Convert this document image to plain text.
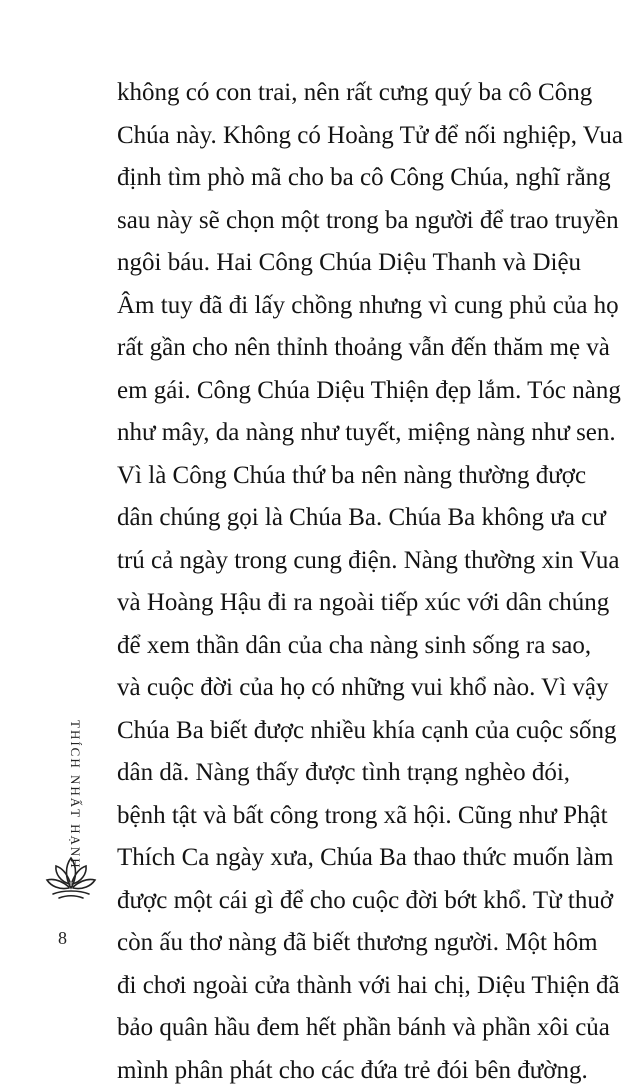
không có con trai, nên rất cưng quý ba cô Công
Chúa này. Không có Hoàng Tử để nối nghiệp, Vua
định tìm phò mã cho ba cô Công Chúa, nghĩ rằng
sau này sẽ chọn một trong ba người để trao truyền
ngôi báu. Hai Công Chúa Diệu Thanh và Diệu
Âm tuy đã đi lấy chồng nhưng vì cung phủ của họ
rất gần cho nên thỉnh thoảng vẫn đến thăm mẹ và
em gái. Công Chúa Diệu Thiện đẹp lắm. Tóc nàng
như mây, da nàng như tuyết, miệng nàng như sen.
Vì là Công Chúa thứ ba nên nàng thường được
dân chúng gọi là Chúa Ba. Chúa Ba không ưa cư
trú cả ngày trong cung điện. Nàng thường xin Vua
và Hoàng Hậu đi ra ngoài tiếp xúc với dân chúng
để xem thần dân của cha nàng sinh sống ra sao,
và cuộc đời của họ có những vui khổ nào. Vì vậy
Chúa Ba biết được nhiều khía cạnh của cuộc sống
dân dã. Nàng thấy được tình trạng nghèo đói,
bệnh tật và bất công trong xã hội. Cũng như Phật
Thích Ca ngày xưa, Chúa Ba thao thức muốn làm
được một cái gì để cho cuộc đời bớt khổ. Từ thuở
còn ấu thơ nàng đã biết thương người. Một hôm
đi chơi ngoài cửa thành với hai chị, Diệu Thiện đã
bảo quân hầu đem hết phần bánh và phần xôi của
mình phân phát cho các đứa trẻ đói bên đường.
THÍCH NHẤT HẠNH
8
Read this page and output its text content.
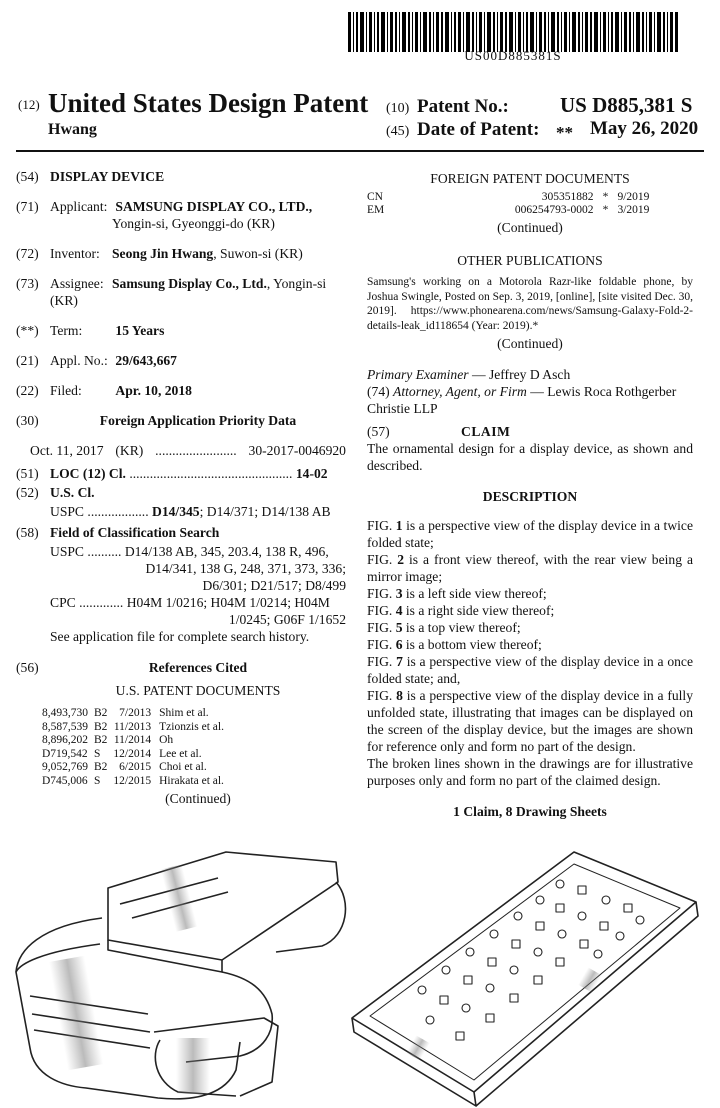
US00D885381S
(12) United States Design Patent
Hwang
(10) Patent No.: US D885,381 S
(45) Date of Patent: ** May 26, 2020
(54) DISPLAY DEVICE
(71) Applicant: SAMSUNG DISPLAY CO., LTD.,
Yongin-si, Gyeonggi-do (KR)
(72) Inventor: Seong Jin Hwang, Suwon-si (KR)
(73) Assignee: Samsung Display Co., Ltd., Yongin-si (KR)
(**) Term: 15 Years
(21) Appl. No.: 29/643,667
(22) Filed: Apr. 10, 2018
(30)	Foreign Application Priority Data
Oct. 11, 2017 (KR) ........................ 30-2017-0046920
(51) LOC (12) Cl. ................................................ 14-02
(52) U.S. Cl.
USPC .................. D14/345; D14/371; D14/138 AB
(58) Field of Classification Search
USPC .......... D14/138 AB, 345, 203.4, 138 R, 496,
D14/341, 138 G, 248, 371, 373, 336;
D6/301; D21/517; D8/499
CPC ............. H04M 1/0216; H04M 1/0214; H04M
1/0245; G06F 1/1652
See application file for complete search history.
(56)	References Cited
U.S. PATENT DOCUMENTS
8,493,730	B2	7/2013	Shim et al.
8,587,539	B2	11/2013	Tzionzis et al.
8,896,202	B2	11/2014	Oh
D719,542	S	12/2014	Lee et al.
9,052,769	B2	6/2015	Choi et al.
D745,006	S	12/2015	Hirakata et al.
(Continued)
FOREIGN PATENT DOCUMENTS
CN	305351882	*	9/2019
EM	006254793-0002	*	3/2019
(Continued)
OTHER PUBLICATIONS

Samsung's working on a Motorola Razr-like foldable phone, by Joshua Swingle, Posted on Sep. 3, 2019, [online], [site visited Dec. 30, 2019]. https://www.phonearena.com/news/Samsung-Galaxy-Fold-2-details-leak_id118654 (Year: 2019).*

(Continued)

Primary Examiner — Jeffrey D Asch

(74) Attorney, Agent, or Firm — Lewis Roca Rothgerber Christie LLP

(57)	CLAIM

The ornamental design for a display device, as shown and described.

DESCRIPTION

FIG. 1 is a perspective view of the display device in a twice folded state;

FIG. 2 is a front view thereof, with the rear view being a mirror image;

FIG. 3 is a left side view thereof;

FIG. 4 is a right side view thereof;

FIG. 5 is a top view thereof;

FIG. 6 is a bottom view thereof;

FIG. 7 is a perspective view of the display device in a once folded state; and,

FIG. 8 is a perspective view of the display device in a fully unfolded state, illustrating that images can be displayed on the screen of the display device, but the images are shown for reference only and form no part of the design.

The broken lines shown in the drawings are for illustrative purposes only and form no part of the claimed design.

1 Claim, 8 Drawing Sheets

- _Problem description_:
Search the entries for the word "ngoài", then gather every line that has it.

- _Exercise output_:
và Hoàng Hậu đi ra ngoài tiếp xúc với dân chúng
đi chơi ngoài cửa thành với hai chị, Diệu Thiện đã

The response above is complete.